>> Begin Records provided
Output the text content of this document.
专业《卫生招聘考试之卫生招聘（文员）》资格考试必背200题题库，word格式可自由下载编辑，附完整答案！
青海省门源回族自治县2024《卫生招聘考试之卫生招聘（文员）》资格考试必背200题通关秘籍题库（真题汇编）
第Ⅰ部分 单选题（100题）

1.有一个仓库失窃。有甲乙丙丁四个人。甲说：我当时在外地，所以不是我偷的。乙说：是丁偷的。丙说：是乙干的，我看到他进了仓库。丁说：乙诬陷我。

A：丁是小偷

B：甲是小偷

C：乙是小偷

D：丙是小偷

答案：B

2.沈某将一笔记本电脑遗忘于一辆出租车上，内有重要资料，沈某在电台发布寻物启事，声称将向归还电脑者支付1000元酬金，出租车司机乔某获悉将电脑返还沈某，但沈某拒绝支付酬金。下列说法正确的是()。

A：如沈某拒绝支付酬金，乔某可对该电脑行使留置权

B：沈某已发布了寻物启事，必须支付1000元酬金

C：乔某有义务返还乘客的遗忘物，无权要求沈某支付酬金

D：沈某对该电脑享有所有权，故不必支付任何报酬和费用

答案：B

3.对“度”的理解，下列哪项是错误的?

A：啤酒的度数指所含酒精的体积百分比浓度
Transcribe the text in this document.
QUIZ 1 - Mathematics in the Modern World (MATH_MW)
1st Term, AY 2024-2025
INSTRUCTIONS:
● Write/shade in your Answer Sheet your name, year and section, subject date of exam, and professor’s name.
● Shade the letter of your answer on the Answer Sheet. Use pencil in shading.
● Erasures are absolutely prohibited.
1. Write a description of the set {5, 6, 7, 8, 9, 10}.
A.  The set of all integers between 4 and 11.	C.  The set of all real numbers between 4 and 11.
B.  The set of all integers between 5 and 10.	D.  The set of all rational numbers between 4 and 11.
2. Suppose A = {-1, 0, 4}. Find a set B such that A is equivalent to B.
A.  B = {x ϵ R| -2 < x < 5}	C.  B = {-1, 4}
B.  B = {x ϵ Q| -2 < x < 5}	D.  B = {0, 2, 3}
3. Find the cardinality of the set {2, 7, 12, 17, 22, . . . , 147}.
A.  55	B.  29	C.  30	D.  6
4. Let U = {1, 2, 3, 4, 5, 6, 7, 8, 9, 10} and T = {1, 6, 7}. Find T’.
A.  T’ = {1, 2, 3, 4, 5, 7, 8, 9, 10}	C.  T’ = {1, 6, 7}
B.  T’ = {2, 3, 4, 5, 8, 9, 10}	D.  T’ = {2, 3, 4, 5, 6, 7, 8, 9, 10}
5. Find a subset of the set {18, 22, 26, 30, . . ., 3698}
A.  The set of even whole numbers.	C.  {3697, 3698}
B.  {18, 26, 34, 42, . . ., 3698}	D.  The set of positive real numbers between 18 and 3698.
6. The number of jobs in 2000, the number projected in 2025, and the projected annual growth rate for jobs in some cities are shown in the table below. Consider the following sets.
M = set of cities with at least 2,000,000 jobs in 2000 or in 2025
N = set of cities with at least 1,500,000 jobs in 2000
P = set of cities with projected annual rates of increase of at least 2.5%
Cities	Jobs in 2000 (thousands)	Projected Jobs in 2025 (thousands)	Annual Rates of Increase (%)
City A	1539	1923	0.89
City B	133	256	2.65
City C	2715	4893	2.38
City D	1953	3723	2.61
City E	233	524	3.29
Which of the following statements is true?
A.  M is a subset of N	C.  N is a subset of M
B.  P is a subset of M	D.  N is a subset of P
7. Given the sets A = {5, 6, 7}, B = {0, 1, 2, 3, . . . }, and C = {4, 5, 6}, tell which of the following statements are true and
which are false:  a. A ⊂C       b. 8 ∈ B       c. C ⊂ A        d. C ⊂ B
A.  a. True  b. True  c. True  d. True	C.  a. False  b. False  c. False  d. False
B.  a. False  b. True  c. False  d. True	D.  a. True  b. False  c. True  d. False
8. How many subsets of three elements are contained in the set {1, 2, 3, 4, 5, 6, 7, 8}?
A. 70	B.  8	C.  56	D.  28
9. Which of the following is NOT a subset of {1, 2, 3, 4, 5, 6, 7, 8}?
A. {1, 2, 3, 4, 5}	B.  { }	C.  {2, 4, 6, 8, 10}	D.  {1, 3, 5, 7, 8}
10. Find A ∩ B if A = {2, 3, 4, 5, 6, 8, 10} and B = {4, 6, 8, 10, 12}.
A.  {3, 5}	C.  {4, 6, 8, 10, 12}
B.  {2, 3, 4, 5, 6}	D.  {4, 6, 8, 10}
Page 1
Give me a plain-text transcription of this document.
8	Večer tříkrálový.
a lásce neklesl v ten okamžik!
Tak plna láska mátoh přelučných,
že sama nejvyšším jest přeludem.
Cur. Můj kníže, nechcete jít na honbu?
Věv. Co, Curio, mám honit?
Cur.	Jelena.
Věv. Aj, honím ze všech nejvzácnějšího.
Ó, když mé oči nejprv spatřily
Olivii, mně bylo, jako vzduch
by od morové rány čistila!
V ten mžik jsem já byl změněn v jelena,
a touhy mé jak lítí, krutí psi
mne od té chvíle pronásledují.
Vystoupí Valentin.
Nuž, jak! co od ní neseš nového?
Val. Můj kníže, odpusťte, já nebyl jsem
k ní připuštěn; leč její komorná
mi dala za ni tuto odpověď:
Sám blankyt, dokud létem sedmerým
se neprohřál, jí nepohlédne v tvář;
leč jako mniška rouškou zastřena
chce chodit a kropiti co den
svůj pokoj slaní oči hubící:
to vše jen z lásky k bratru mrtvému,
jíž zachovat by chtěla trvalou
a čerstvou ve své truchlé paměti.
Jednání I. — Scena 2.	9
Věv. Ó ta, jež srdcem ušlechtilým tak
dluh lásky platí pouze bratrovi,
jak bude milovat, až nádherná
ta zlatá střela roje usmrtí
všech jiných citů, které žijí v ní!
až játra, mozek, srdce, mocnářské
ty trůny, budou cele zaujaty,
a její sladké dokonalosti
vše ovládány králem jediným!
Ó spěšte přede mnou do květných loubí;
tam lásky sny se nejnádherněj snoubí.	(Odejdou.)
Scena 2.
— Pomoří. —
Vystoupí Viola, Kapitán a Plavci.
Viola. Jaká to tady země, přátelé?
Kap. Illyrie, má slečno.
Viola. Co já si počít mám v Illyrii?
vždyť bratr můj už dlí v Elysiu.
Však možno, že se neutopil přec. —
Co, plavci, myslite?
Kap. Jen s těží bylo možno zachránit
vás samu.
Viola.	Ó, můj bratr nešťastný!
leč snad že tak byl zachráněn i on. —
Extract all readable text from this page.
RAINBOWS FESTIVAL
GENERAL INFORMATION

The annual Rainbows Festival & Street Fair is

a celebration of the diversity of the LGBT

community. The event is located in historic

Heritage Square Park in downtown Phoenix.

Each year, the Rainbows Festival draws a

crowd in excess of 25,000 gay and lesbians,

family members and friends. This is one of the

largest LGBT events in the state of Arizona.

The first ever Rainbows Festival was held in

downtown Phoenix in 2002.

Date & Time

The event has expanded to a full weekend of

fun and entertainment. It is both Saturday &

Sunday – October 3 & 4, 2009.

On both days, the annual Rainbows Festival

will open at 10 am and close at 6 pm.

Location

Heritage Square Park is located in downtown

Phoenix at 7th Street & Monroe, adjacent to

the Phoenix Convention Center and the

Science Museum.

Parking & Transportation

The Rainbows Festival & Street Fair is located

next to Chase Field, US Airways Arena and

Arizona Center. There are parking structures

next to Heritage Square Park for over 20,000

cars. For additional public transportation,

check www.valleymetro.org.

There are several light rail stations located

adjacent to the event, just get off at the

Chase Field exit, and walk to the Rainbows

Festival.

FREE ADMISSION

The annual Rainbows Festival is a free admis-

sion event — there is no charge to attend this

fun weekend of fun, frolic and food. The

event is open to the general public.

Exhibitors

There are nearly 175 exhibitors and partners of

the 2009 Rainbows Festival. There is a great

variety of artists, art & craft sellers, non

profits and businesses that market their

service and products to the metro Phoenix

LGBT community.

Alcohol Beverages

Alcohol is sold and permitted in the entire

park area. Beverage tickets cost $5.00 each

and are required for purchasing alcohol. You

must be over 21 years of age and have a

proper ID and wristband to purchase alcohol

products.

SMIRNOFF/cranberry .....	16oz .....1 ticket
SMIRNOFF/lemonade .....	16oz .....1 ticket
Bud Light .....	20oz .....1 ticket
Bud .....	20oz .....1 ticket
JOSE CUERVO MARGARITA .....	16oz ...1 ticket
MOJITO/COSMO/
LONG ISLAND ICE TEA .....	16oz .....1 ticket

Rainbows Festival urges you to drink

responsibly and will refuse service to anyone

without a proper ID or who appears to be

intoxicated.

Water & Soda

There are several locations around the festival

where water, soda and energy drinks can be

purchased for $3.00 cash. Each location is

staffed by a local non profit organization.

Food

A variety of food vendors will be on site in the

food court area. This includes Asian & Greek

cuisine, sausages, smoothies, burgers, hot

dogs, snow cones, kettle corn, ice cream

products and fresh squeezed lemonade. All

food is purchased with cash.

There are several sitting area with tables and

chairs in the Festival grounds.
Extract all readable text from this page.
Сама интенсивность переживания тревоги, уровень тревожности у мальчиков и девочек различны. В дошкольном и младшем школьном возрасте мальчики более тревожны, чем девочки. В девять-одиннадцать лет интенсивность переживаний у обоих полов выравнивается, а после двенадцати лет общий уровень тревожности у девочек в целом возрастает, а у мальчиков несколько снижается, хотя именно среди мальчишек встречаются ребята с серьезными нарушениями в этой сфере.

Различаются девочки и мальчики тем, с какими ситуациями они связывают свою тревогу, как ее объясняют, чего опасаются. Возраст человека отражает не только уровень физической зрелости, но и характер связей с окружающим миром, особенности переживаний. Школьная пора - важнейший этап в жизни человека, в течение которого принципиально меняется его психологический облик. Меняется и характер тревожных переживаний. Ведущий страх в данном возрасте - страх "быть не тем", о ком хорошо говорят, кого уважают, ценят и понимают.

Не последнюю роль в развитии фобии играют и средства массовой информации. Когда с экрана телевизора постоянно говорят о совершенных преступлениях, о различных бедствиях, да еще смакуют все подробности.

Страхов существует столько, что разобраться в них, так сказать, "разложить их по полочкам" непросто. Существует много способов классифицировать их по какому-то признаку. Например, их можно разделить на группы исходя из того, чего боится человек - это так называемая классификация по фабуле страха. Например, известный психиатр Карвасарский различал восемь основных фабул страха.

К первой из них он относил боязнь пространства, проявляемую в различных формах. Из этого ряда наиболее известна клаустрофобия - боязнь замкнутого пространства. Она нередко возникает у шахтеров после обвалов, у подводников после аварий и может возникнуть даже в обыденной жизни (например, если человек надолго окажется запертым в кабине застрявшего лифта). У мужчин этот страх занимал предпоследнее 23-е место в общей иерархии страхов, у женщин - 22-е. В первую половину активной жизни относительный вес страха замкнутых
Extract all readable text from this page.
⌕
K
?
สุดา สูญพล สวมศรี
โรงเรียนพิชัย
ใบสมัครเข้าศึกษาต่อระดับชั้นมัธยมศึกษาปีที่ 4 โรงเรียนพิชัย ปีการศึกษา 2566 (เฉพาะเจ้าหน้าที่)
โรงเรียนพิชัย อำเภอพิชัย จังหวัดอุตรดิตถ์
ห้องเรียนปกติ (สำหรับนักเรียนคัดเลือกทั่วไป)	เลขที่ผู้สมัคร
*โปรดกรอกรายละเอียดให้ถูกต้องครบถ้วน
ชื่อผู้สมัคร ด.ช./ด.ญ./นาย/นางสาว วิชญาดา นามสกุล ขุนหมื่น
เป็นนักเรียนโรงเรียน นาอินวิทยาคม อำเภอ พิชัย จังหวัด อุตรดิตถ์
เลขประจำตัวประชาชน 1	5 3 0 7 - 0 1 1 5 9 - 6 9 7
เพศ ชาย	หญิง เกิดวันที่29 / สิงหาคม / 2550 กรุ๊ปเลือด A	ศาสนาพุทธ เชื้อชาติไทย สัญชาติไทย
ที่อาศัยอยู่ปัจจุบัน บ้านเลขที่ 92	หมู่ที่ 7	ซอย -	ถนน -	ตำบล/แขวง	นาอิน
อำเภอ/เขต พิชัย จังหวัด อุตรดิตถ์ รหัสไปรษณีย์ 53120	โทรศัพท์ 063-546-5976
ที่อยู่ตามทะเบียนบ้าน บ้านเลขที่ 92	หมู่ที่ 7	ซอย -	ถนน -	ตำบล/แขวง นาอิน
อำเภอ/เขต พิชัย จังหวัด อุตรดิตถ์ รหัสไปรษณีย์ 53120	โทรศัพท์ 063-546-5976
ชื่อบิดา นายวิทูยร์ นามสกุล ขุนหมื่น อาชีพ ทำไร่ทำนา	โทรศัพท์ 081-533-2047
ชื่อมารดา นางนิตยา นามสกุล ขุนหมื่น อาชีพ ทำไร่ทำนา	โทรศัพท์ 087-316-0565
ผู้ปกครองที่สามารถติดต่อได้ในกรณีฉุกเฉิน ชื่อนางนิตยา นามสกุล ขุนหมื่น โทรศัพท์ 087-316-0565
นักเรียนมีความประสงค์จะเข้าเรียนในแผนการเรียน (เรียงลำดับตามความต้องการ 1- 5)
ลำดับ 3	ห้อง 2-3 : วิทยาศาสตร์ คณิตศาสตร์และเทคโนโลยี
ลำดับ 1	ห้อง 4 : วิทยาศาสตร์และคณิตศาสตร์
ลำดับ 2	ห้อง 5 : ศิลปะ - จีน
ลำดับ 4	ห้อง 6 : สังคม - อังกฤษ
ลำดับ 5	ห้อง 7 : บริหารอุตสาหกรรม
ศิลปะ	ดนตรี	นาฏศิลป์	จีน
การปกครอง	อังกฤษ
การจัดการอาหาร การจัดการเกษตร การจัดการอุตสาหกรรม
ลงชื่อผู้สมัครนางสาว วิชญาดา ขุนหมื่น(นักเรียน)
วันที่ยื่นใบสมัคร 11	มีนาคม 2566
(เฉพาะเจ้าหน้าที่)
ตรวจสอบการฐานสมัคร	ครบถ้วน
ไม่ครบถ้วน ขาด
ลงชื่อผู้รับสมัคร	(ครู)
>> End Records provided
What is the number of lines above that hold the string "ทำนา"? Answer with that number alone.

Reply to the task: 2